WHAT THIS TASK INVOLVES: Each line containing the word "title" needs to be copied.

MATERIAL SUPPLIED:

━━━━━━

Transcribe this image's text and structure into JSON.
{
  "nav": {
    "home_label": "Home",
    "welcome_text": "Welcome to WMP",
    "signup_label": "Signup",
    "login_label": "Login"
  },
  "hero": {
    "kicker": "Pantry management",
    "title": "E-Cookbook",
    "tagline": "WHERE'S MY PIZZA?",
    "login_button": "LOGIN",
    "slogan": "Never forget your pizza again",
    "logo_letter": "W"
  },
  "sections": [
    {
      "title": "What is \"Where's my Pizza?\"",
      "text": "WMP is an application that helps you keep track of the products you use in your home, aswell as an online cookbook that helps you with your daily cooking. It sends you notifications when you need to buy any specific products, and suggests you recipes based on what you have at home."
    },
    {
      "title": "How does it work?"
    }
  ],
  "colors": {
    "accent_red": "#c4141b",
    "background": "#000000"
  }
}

━━━━━━

ANSWER TO THIS TASK:
    "title": "E-Cookbook",
      "title": "What is \"Where's my Pizza?\"",
      "title": "How does it work?"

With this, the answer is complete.